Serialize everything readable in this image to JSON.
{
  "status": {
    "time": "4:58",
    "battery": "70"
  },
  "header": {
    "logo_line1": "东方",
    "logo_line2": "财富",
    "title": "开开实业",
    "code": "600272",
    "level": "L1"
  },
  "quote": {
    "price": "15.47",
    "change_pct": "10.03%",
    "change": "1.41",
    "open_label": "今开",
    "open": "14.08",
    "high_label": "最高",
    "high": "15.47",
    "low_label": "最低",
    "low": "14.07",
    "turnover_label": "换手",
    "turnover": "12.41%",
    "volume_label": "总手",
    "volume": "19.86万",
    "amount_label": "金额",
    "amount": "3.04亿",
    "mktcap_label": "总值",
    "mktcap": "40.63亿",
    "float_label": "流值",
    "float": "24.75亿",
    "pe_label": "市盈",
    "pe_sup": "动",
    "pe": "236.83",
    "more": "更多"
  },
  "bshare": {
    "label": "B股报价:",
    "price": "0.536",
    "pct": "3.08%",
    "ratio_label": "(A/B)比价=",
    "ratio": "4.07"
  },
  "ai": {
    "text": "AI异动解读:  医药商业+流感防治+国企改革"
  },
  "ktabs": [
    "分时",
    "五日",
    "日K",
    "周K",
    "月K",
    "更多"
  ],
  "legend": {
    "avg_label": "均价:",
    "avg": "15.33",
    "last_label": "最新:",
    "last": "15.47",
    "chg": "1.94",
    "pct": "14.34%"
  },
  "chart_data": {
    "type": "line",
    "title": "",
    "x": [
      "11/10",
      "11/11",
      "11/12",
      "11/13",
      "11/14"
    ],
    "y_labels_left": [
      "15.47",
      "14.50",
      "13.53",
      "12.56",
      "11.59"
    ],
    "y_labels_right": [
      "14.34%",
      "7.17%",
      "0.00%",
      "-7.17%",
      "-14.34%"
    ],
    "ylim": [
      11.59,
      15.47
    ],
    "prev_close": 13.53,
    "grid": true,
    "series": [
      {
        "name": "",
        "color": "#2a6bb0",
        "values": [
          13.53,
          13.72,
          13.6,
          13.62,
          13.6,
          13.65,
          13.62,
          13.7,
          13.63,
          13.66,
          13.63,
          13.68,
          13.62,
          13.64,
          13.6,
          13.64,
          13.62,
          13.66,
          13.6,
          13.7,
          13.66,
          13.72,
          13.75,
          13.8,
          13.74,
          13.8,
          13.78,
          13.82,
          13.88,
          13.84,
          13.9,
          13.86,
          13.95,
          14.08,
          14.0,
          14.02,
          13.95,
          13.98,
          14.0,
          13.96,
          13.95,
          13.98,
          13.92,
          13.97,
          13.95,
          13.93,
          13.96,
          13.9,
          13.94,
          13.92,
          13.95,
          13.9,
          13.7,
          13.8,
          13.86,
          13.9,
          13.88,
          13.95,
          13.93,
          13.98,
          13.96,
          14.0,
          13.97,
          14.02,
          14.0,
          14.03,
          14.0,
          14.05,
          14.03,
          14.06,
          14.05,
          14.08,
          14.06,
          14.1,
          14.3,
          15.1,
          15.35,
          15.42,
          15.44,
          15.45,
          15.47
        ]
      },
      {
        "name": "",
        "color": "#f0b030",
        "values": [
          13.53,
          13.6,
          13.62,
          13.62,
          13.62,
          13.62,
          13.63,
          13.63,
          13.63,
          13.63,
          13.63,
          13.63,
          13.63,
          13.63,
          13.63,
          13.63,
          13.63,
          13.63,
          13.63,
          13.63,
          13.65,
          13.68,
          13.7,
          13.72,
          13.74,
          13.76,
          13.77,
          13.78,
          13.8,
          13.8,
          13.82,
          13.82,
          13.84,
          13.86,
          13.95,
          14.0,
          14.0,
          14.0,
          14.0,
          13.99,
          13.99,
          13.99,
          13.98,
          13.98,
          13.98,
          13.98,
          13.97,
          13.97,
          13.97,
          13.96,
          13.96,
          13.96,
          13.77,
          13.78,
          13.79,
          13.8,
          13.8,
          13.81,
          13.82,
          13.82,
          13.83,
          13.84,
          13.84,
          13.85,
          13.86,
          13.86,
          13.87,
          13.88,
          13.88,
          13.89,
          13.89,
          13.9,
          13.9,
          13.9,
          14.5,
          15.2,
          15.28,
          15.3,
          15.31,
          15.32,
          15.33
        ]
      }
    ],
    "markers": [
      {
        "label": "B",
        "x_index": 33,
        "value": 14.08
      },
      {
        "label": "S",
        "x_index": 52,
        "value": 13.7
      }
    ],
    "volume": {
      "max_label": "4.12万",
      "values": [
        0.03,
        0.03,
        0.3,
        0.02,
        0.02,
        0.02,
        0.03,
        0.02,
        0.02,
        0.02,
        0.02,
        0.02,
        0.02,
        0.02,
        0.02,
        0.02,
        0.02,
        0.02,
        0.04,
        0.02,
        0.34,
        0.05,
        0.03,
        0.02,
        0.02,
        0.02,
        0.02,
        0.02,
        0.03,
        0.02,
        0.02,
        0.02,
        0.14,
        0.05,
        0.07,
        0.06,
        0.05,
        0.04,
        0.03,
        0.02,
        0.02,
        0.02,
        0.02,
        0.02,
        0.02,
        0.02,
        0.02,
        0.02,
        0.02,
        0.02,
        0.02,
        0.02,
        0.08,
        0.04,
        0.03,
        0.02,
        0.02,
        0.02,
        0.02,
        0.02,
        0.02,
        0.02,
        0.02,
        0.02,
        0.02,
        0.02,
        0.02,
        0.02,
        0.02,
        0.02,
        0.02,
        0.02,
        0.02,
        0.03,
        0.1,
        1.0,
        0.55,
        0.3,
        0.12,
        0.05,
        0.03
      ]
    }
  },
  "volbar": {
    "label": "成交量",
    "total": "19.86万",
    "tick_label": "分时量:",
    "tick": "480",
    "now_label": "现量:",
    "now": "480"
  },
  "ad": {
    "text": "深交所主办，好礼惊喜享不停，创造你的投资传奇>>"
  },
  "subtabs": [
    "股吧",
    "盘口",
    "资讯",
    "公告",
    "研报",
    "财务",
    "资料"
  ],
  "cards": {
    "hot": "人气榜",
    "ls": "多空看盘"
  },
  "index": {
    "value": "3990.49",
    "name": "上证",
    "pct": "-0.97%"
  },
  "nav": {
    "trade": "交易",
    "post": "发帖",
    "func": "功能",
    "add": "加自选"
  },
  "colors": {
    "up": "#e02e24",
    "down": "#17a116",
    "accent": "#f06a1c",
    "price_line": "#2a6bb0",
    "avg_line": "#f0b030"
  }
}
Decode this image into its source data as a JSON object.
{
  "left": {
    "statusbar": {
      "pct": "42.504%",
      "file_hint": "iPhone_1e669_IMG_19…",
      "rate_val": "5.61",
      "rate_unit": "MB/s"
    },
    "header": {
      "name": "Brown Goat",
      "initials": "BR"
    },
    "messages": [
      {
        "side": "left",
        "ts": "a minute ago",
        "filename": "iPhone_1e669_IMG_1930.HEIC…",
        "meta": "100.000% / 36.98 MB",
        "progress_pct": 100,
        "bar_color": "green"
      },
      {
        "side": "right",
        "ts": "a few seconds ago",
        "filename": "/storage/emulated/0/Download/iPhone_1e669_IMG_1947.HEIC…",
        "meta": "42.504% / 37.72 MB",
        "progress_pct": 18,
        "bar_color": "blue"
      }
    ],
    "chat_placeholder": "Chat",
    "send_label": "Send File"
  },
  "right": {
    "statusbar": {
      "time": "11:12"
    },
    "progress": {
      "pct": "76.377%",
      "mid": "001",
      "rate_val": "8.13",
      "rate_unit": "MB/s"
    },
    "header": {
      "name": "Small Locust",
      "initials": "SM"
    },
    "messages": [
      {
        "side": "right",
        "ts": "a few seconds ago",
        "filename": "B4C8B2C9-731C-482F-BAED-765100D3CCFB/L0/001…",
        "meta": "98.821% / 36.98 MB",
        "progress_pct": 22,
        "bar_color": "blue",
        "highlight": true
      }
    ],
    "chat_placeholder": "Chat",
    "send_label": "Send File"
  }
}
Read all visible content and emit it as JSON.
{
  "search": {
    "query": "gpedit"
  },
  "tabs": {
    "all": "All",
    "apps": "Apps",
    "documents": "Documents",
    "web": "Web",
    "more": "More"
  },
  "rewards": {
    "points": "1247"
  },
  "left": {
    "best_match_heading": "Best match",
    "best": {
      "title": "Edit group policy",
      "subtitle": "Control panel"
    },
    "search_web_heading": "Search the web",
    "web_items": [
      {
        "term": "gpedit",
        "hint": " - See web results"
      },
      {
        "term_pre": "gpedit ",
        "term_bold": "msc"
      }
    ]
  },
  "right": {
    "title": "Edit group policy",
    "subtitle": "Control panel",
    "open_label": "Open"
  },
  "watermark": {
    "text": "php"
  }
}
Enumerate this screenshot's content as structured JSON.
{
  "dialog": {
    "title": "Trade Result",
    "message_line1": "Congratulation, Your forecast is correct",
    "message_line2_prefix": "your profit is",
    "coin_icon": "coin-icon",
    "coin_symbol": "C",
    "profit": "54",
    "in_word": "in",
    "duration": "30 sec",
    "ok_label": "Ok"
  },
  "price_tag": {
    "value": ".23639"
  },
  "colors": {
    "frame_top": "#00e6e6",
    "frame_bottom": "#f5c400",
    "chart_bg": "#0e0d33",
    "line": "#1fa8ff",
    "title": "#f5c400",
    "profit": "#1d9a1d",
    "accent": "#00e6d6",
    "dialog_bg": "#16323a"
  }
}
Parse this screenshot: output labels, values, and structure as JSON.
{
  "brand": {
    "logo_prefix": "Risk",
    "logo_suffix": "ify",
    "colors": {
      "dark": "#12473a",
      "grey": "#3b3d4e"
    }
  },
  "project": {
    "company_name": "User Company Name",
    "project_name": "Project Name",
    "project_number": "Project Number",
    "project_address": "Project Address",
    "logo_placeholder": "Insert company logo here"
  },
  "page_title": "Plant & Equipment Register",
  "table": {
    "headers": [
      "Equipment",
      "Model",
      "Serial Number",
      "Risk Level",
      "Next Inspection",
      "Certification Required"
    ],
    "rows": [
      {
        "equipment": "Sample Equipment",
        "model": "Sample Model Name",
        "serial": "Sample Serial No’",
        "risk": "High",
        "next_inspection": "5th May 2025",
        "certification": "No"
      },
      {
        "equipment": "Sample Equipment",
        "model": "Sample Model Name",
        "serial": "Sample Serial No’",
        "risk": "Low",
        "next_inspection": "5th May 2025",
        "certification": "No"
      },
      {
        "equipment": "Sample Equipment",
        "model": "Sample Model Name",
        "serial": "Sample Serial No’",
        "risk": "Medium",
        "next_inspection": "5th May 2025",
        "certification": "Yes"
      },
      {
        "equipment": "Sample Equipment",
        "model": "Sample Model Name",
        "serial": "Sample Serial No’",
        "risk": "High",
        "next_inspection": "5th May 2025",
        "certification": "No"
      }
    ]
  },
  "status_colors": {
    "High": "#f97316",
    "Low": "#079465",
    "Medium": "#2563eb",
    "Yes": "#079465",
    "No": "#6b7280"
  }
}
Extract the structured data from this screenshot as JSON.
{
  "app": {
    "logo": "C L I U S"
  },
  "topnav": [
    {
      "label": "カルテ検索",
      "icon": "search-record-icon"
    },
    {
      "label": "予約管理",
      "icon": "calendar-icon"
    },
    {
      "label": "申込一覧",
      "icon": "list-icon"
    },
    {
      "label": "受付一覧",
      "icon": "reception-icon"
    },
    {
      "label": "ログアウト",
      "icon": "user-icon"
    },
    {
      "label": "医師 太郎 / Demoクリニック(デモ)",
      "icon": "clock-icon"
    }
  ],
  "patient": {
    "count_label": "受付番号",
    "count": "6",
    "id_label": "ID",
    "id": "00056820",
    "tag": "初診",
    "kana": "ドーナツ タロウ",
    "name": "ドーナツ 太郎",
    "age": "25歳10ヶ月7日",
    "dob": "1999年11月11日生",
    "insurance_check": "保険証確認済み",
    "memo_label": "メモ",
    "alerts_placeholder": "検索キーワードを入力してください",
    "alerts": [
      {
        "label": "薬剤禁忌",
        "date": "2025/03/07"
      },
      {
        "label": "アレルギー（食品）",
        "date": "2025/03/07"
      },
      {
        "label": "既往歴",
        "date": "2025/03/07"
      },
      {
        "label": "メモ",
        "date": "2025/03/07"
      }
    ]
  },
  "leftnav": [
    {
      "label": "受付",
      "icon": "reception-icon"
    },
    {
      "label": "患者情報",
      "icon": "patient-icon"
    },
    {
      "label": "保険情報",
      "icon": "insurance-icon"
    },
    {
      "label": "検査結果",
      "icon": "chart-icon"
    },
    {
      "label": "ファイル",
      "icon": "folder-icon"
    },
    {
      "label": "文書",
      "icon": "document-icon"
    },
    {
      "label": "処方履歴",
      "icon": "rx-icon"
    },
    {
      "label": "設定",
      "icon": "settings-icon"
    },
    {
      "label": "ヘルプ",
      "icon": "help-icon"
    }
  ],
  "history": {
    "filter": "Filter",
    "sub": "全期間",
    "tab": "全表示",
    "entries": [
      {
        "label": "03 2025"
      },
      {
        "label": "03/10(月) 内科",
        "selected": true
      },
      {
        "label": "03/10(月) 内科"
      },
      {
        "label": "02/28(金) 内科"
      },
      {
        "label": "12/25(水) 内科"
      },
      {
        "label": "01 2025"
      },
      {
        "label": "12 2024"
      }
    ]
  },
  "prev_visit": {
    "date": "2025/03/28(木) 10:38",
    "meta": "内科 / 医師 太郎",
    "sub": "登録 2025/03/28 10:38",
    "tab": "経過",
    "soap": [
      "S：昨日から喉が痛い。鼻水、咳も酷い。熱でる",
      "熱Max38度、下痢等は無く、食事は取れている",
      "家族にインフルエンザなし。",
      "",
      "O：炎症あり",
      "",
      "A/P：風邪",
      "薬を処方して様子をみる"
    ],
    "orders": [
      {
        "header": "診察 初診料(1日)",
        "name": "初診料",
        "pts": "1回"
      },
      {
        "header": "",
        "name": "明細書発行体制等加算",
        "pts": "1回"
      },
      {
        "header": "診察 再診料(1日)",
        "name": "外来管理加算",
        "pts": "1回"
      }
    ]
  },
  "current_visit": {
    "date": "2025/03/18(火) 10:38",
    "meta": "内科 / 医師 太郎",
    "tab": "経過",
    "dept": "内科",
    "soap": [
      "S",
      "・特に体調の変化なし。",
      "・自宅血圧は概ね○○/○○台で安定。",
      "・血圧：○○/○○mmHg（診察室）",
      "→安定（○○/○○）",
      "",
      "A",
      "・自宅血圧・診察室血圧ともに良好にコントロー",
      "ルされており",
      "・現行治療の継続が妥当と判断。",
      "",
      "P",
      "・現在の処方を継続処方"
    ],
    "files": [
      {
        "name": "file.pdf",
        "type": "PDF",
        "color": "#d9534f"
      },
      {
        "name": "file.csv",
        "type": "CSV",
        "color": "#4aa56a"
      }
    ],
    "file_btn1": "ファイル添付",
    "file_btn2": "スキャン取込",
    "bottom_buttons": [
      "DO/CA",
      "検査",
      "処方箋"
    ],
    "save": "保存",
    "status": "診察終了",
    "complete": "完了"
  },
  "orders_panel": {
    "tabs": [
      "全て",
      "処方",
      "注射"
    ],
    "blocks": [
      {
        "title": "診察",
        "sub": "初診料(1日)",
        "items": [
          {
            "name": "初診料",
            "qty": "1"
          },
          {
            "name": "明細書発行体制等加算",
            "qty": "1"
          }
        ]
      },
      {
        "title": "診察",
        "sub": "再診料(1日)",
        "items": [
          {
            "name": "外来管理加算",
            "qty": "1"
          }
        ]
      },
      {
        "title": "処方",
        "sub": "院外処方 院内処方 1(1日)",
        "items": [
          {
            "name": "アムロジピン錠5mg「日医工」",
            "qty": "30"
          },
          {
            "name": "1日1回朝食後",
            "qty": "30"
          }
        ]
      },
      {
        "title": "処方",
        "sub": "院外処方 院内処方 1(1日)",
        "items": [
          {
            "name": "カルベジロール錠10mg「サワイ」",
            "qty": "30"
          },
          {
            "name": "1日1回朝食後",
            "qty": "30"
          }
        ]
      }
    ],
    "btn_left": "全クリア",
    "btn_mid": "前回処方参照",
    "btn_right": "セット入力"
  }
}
——
● What to work on: Determine how many lines of the data contain "filename" and give nothing but that number.

● Task response: 3